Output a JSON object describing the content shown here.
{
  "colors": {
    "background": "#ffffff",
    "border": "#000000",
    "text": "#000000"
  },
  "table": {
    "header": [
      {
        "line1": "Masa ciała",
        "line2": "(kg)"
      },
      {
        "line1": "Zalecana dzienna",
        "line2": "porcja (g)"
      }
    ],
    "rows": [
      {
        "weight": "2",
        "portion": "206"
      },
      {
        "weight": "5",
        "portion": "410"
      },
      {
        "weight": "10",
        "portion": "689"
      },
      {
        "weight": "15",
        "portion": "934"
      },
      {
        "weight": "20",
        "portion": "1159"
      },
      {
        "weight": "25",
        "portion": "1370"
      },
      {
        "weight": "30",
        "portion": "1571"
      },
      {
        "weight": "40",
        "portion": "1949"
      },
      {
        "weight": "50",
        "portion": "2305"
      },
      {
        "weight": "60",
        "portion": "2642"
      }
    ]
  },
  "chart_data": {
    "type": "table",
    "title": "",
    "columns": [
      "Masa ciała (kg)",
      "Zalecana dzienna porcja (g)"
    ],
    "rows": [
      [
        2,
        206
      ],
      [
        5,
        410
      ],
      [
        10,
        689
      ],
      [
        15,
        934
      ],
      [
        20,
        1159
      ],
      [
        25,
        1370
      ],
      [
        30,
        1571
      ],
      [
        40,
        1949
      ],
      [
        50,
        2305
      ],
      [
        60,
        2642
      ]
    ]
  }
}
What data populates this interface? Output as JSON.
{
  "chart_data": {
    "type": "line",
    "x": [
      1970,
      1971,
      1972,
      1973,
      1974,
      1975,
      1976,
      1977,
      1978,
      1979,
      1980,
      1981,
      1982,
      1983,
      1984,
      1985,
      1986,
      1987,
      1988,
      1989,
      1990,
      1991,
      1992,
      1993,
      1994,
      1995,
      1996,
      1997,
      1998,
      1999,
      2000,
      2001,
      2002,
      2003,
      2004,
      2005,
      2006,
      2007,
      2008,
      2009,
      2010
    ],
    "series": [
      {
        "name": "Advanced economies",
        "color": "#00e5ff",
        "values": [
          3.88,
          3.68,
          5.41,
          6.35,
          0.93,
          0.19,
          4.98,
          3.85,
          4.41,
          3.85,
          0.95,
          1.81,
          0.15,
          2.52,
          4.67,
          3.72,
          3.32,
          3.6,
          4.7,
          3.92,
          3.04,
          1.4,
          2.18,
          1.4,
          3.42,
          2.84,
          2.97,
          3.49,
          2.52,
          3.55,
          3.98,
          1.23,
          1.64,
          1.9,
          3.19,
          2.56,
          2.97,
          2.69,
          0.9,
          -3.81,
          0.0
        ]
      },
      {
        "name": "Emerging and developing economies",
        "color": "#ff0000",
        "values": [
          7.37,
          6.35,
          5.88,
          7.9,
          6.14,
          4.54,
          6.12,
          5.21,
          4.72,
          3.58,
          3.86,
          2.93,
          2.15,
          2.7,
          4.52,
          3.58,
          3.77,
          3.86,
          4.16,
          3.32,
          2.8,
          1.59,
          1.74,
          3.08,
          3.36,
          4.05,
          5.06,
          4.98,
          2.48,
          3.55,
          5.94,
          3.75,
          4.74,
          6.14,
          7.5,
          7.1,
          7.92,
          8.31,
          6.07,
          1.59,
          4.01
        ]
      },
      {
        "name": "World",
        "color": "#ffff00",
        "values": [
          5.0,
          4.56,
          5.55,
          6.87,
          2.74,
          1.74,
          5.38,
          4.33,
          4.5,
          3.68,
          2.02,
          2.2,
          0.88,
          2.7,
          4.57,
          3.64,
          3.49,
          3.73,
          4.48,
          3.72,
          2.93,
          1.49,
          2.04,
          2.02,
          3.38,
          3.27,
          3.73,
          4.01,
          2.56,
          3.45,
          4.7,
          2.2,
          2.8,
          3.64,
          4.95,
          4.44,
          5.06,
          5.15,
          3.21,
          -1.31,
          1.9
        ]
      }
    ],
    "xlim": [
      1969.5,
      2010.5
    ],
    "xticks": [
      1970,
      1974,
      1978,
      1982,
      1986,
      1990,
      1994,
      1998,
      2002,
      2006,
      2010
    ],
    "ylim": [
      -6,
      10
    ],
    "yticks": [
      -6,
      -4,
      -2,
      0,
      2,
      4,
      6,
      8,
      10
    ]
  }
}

============

**Goal of the exercise:** Above are some records; repeat all of them exactly.

**Solution to the problem:**
Output a JSON object describing the content shown here.
{
  "colors": {
    "background": "#ffffff",
    "border": "#000000",
    "text": "#000000"
  },
  "table": {
    "header": [
      {
        "line1": "Masa ciała",
        "line2": "(kg)"
      },
      {
        "line1": "Zalecana dzienna",
        "line2": "porcja (g)"
      }
    ],
    "rows": [
      {
        "weight": "2",
        "portion": "206"
      },
      {
        "weight": "5",
        "portion": "410"
      },
      {
        "weight": "10",
        "portion": "689"
      },
      {
        "weight": "15",
        "portion": "934"
      },
      {
        "weight": "20",
        "portion": "1159"
      },
      {
        "weight": "25",
        "portion": "1370"
      },
      {
        "weight": "30",
        "portion": "1571"
      },
      {
        "weight": "40",
        "portion": "1949"
      },
      {
        "weight": "50",
        "portion": "2305"
      },
      {
        "weight": "60",
        "portion": "2642"
      }
    ]
  },
  "chart_data": {
    "type": "table",
    "title": "",
    "columns": [
      "Masa ciała (kg)",
      "Zalecana dzienna porcja (g)"
    ],
    "rows": [
      [
        2,
        206
      ],
      [
        5,
        410
      ],
      [
        10,
        689
      ],
      [
        15,
        934
      ],
      [
        20,
        1159
      ],
      [
        25,
        1370
      ],
      [
        30,
        1571
      ],
      [
        40,
        1949
      ],
      [
        50,
        2305
      ],
      [
        60,
        2642
      ]
    ]
  }
}
What data populates this interface? Output as JSON.
{
  "chart_data": {
    "type": "line",
    "x": [
      1970,
      1971,
      1972,
      1973,
      1974,
      1975,
      1976,
      1977,
      1978,
      1979,
      1980,
      1981,
      1982,
      1983,
      1984,
      1985,
      1986,
      1987,
      1988,
      1989,
      1990,
      1991,
      1992,
      1993,
      1994,
      1995,
      1996,
      1997,
      1998,
      1999,
      2000,
      2001,
      2002,
      2003,
      2004,
      2005,
      2006,
      2007,
      2008,
      2009,
      2010
    ],
    "series": [
      {
        "name": "Advanced economies",
        "color": "#00e5ff",
        "values": [
          3.88,
          3.68,
          5.41,
          6.35,
          0.93,
          0.19,
          4.98,
          3.85,
          4.41,
          3.85,
          0.95,
          1.81,
          0.15,
          2.52,
          4.67,
          3.72,
          3.32,
          3.6,
          4.7,
          3.92,
          3.04,
          1.4,
          2.18,
          1.4,
          3.42,
          2.84,
          2.97,
          3.49,
          2.52,
          3.55,
          3.98,
          1.23,
          1.64,
          1.9,
          3.19,
          2.56,
          2.97,
          2.69,
          0.9,
          -3.81,
          0.0
        ]
      },
      {
        "name": "Emerging and developing economies",
        "color": "#ff0000",
        "values": [
          7.37,
          6.35,
          5.88,
          7.9,
          6.14,
          4.54,
          6.12,
          5.21,
          4.72,
          3.58,
          3.86,
          2.93,
          2.15,
          2.7,
          4.52,
          3.58,
          3.77,
          3.86,
          4.16,
          3.32,
          2.8,
          1.59,
          1.74,
          3.08,
          3.36,
          4.05,
          5.06,
          4.98,
          2.48,
          3.55,
          5.94,
          3.75,
          4.74,
          6.14,
          7.5,
          7.1,
          7.92,
          8.31,
          6.07,
          1.59,
          4.01
        ]
      },
      {
        "name": "World",
        "color": "#ffff00",
        "values": [
          5.0,
          4.56,
          5.55,
          6.87,
          2.74,
          1.74,
          5.38,
          4.33,
          4.5,
          3.68,
          2.02,
          2.2,
          0.88,
          2.7,
          4.57,
          3.64,
          3.49,
          3.73,
          4.48,
          3.72,
          2.93,
          1.49,
          2.04,
          2.02,
          3.38,
          3.27,
          3.73,
          4.01,
          2.56,
          3.45,
          4.7,
          2.2,
          2.8,
          3.64,
          4.95,
          4.44,
          5.06,
          5.15,
          3.21,
          -1.31,
          1.9
        ]
      }
    ],
    "xlim": [
      1969.5,
      2010.5
    ],
    "xticks": [
      1970,
      1974,
      1978,
      1982,
      1986,
      1990,
      1994,
      1998,
      2002,
      2006,
      2010
    ],
    "ylim": [
      -6,
      10
    ],
    "yticks": [
      -6,
      -4,
      -2,
      0,
      2,
      4,
      6,
      8,
      10
    ]
  }
}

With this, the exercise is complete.